- Exercise instructions
Copy the lines holding the word "spread", all of them.

- Records for this exercise
****

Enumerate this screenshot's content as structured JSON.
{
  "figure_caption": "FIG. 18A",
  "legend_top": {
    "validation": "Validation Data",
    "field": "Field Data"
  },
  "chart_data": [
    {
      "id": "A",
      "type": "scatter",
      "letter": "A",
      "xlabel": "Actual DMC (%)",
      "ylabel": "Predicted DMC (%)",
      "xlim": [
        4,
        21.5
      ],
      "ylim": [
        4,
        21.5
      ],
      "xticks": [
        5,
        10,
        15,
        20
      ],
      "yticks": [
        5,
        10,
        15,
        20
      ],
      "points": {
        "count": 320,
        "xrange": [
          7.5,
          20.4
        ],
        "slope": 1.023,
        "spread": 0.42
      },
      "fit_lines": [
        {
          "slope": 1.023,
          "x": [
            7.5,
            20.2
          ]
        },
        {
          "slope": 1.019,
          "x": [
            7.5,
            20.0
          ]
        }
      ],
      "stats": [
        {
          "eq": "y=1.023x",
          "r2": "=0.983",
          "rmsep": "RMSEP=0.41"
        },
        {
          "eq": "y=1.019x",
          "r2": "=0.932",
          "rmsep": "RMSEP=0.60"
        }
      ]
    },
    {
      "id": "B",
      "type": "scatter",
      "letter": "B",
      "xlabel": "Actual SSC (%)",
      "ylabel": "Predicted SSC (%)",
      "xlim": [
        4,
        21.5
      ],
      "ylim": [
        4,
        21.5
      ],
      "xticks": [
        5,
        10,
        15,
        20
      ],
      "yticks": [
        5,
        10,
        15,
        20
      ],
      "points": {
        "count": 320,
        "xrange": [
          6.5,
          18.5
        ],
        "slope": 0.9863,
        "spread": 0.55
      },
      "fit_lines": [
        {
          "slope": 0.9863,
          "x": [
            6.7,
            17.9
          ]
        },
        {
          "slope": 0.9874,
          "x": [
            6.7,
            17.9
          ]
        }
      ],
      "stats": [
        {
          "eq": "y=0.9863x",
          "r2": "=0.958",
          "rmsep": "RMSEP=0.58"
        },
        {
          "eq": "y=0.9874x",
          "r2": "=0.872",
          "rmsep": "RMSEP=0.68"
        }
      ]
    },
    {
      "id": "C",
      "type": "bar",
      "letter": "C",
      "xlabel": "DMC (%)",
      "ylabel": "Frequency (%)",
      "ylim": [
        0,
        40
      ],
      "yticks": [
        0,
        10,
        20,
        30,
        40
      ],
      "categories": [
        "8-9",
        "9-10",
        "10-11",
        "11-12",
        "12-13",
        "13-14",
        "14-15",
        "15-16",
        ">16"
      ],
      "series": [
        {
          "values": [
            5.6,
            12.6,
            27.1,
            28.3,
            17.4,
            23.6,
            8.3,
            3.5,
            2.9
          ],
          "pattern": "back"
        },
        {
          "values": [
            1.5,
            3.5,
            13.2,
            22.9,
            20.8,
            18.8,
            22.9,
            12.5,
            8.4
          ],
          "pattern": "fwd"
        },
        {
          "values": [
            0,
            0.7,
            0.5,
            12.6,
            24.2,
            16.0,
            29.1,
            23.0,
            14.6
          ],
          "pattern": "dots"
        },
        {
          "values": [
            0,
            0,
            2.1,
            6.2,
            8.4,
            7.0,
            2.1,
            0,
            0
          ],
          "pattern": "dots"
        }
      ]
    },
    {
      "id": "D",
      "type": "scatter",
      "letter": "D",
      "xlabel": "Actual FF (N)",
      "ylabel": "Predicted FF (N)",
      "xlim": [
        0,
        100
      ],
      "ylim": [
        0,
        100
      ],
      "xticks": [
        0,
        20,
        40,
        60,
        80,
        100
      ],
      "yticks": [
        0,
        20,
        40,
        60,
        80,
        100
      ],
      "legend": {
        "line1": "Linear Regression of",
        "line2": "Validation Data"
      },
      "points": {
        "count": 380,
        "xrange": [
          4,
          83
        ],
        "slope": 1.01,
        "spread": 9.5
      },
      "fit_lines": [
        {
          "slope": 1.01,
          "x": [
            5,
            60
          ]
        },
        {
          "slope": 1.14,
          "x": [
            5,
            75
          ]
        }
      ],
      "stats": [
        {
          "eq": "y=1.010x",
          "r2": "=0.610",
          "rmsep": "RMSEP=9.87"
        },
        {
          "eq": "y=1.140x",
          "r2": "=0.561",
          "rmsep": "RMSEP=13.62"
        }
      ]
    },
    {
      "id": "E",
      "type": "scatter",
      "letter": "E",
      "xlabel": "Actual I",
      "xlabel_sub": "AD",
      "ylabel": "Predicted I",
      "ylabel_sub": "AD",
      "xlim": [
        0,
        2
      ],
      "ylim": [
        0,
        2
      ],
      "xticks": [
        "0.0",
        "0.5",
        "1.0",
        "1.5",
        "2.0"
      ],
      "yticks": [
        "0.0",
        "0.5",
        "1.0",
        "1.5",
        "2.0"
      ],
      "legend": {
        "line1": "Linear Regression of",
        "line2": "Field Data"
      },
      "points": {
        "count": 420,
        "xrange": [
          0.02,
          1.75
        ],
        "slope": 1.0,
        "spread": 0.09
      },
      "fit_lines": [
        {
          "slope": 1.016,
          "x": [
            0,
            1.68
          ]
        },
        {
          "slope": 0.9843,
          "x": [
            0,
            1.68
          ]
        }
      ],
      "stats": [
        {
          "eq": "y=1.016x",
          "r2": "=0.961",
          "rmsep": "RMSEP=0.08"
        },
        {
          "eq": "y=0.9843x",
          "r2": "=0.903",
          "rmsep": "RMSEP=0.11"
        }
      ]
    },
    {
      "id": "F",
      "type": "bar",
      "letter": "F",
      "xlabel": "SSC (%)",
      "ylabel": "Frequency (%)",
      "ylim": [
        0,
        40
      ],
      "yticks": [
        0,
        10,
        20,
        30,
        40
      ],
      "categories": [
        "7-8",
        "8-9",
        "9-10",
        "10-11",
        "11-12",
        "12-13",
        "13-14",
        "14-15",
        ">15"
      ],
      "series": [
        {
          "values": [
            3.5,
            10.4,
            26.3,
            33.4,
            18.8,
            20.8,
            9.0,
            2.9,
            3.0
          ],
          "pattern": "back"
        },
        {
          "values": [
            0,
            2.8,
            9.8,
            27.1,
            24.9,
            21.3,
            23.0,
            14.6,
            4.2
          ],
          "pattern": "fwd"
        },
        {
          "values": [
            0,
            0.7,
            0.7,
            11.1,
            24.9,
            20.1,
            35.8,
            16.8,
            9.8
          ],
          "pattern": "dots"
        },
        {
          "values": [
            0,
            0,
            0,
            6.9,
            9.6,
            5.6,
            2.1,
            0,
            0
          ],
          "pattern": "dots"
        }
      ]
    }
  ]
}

****

- Exercise result
        "spread": 0.42
        "spread": 0.55
        "spread": 9.5
        "spread": 0.09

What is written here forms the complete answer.